- **DIRECTIONS FOR THIS TASK**
Copy every record below, exactly as written.

____ DATASET ENTRIES

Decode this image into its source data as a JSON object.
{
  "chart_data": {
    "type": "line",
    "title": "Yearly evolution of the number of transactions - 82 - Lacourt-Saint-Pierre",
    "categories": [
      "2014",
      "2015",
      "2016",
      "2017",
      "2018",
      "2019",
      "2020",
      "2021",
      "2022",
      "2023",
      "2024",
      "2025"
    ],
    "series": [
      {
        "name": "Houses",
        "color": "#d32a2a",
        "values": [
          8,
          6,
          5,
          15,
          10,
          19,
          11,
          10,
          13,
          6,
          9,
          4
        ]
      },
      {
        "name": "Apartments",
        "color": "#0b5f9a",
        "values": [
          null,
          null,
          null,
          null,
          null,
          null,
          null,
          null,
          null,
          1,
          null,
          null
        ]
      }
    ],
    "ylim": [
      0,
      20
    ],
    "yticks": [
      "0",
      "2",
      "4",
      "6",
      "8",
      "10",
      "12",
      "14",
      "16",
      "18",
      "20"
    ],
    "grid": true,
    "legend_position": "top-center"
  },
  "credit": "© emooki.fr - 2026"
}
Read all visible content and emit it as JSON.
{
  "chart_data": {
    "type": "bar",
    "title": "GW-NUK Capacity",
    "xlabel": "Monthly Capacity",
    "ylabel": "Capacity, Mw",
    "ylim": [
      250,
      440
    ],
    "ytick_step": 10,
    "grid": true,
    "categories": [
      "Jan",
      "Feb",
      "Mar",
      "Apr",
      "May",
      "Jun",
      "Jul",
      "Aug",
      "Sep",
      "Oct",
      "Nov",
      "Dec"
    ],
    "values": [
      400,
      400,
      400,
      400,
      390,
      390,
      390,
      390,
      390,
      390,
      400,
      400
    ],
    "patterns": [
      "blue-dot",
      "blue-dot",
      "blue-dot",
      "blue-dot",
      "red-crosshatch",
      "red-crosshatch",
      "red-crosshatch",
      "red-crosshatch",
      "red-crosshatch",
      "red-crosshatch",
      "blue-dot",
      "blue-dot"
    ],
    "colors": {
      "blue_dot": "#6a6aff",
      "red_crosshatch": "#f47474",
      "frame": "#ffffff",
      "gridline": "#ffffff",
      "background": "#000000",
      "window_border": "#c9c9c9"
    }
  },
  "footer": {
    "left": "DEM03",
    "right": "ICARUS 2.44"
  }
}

________

- **EXERCISE RESPONSE**
Decode this image into its source data as a JSON object.
{
  "chart_data": {
    "type": "line",
    "title": "Yearly evolution of the number of transactions - 82 - Lacourt-Saint-Pierre",
    "categories": [
      "2014",
      "2015",
      "2016",
      "2017",
      "2018",
      "2019",
      "2020",
      "2021",
      "2022",
      "2023",
      "2024",
      "2025"
    ],
    "series": [
      {
        "name": "Houses",
        "color": "#d32a2a",
        "values": [
          8,
          6,
          5,
          15,
          10,
          19,
          11,
          10,
          13,
          6,
          9,
          4
        ]
      },
      {
        "name": "Apartments",
        "color": "#0b5f9a",
        "values": [
          null,
          null,
          null,
          null,
          null,
          null,
          null,
          null,
          null,
          1,
          null,
          null
        ]
      }
    ],
    "ylim": [
      0,
      20
    ],
    "yticks": [
      "0",
      "2",
      "4",
      "6",
      "8",
      "10",
      "12",
      "14",
      "16",
      "18",
      "20"
    ],
    "grid": true,
    "legend_position": "top-center"
  },
  "credit": "© emooki.fr - 2026"
}
Read all visible content and emit it as JSON.
{
  "chart_data": {
    "type": "bar",
    "title": "GW-NUK Capacity",
    "xlabel": "Monthly Capacity",
    "ylabel": "Capacity, Mw",
    "ylim": [
      250,
      440
    ],
    "ytick_step": 10,
    "grid": true,
    "categories": [
      "Jan",
      "Feb",
      "Mar",
      "Apr",
      "May",
      "Jun",
      "Jul",
      "Aug",
      "Sep",
      "Oct",
      "Nov",
      "Dec"
    ],
    "values": [
      400,
      400,
      400,
      400,
      390,
      390,
      390,
      390,
      390,
      390,
      400,
      400
    ],
    "patterns": [
      "blue-dot",
      "blue-dot",
      "blue-dot",
      "blue-dot",
      "red-crosshatch",
      "red-crosshatch",
      "red-crosshatch",
      "red-crosshatch",
      "red-crosshatch",
      "red-crosshatch",
      "blue-dot",
      "blue-dot"
    ],
    "colors": {
      "blue_dot": "#6a6aff",
      "red_crosshatch": "#f47474",
      "frame": "#ffffff",
      "gridline": "#ffffff",
      "background": "#000000",
      "window_border": "#c9c9c9"
    }
  },
  "footer": {
    "left": "DEM03",
    "right": "ICARUS 2.44"
  }
}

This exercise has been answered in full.